◆ What you should do
Only the text of the records belongs in the answer; the pictures must be dropped.

◆ Exercise data

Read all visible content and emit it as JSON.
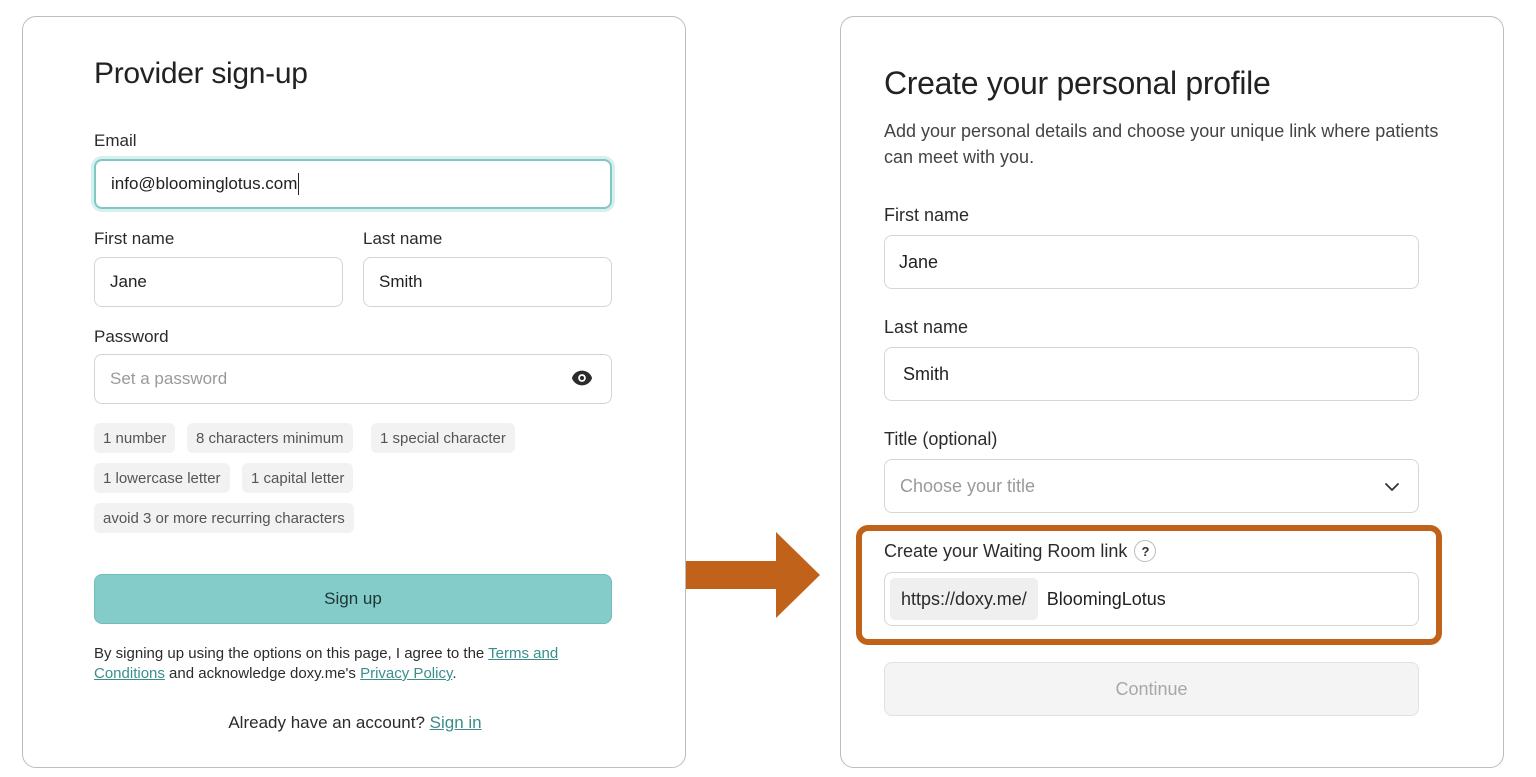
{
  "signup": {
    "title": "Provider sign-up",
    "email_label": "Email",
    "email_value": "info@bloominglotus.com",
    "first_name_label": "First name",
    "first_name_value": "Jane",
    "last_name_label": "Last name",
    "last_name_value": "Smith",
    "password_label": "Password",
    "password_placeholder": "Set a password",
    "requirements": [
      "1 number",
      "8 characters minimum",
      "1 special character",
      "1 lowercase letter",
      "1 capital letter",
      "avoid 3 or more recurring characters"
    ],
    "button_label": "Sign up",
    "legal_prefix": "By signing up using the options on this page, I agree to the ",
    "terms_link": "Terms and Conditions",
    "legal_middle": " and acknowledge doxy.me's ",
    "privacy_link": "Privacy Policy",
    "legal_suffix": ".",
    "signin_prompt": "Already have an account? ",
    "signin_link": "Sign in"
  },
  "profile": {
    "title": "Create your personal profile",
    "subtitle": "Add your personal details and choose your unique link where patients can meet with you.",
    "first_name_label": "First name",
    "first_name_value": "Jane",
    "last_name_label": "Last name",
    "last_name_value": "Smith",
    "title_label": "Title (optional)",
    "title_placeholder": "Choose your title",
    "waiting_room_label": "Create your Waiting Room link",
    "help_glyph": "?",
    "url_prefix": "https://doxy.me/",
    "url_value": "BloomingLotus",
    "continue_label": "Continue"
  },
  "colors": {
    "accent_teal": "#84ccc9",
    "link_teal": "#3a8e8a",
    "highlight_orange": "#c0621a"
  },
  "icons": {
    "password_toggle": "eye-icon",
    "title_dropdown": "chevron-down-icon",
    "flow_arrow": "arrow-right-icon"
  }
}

◆ Answer to this task
Read all visible content and emit it as JSON.
{
  "signup": {
    "title": "Provider sign-up",
    "email_label": "Email",
    "email_value": "info@bloominglotus.com",
    "first_name_label": "First name",
    "first_name_value": "Jane",
    "last_name_label": "Last name",
    "last_name_value": "Smith",
    "password_label": "Password",
    "password_placeholder": "Set a password",
    "requirements": [
      "1 number",
      "8 characters minimum",
      "1 special character",
      "1 lowercase letter",
      "1 capital letter",
      "avoid 3 or more recurring characters"
    ],
    "button_label": "Sign up",
    "legal_prefix": "By signing up using the options on this page, I agree to the ",
    "terms_link": "Terms and Conditions",
    "legal_middle": " and acknowledge doxy.me's ",
    "privacy_link": "Privacy Policy",
    "legal_suffix": ".",
    "signin_prompt": "Already have an account? ",
    "signin_link": "Sign in"
  },
  "profile": {
    "title": "Create your personal profile",
    "subtitle": "Add your personal details and choose your unique link where patients can meet with you.",
    "first_name_label": "First name",
    "first_name_value": "Jane",
    "last_name_label": "Last name",
    "last_name_value": "Smith",
    "title_label": "Title (optional)",
    "title_placeholder": "Choose your title",
    "waiting_room_label": "Create your Waiting Room link",
    "help_glyph": "?",
    "url_prefix": "https://doxy.me/",
    "url_value": "BloomingLotus",
    "continue_label": "Continue"
  },
  "colors": {
    "accent_teal": "#84ccc9",
    "link_teal": "#3a8e8a",
    "highlight_orange": "#c0621a"
  },
  "icons": {
    "password_toggle": "eye-icon",
    "title_dropdown": "chevron-down-icon",
    "flow_arrow": "arrow-right-icon"
  }
}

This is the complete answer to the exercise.